AIM: Copy out every line exactly as given.

Records contained in a dataset:
((

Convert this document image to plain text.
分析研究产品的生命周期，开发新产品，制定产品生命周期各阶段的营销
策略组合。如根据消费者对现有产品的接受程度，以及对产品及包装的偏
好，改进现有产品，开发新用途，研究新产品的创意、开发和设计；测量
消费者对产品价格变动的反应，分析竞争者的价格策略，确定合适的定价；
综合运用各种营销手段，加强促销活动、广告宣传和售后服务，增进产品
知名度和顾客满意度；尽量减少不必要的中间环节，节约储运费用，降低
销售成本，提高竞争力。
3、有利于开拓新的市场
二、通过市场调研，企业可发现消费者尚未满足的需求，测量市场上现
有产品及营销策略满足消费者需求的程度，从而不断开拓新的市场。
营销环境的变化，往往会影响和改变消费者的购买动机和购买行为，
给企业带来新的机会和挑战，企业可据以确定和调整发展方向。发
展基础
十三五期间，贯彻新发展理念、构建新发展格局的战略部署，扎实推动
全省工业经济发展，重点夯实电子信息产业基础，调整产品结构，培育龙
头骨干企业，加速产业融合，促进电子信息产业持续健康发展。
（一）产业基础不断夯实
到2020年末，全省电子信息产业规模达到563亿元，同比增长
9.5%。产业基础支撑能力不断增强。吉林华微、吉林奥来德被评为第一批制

))

OUTPUT FOR THIS TASK:
Convert this document image to plain text.
分析研究产品的生命周期，开发新产品，制定产品生命周期各阶段的营销
策略组合。如根据消费者对现有产品的接受程度，以及对产品及包装的偏
好，改进现有产品，开发新用途，研究新产品的创意、开发和设计；测量
消费者对产品价格变动的反应，分析竞争者的价格策略，确定合适的定价；
综合运用各种营销手段，加强促销活动、广告宣传和售后服务，增进产品
知名度和顾客满意度；尽量减少不必要的中间环节，节约储运费用，降低
销售成本，提高竞争力。
3、有利于开拓新的市场
二、通过市场调研，企业可发现消费者尚未满足的需求，测量市场上现
有产品及营销策略满足消费者需求的程度，从而不断开拓新的市场。
营销环境的变化，往往会影响和改变消费者的购买动机和购买行为，
给企业带来新的机会和挑战，企业可据以确定和调整发展方向。发
展基础
十三五期间，贯彻新发展理念、构建新发展格局的战略部署，扎实推动
全省工业经济发展，重点夯实电子信息产业基础，调整产品结构，培育龙
头骨干企业，加速产业融合，促进电子信息产业持续健康发展。
（一）产业基础不断夯实
到2020年末，全省电子信息产业规模达到563亿元，同比增长
9.5%。产业基础支撑能力不断增强。吉林华微、吉林奥来德被评为第一批制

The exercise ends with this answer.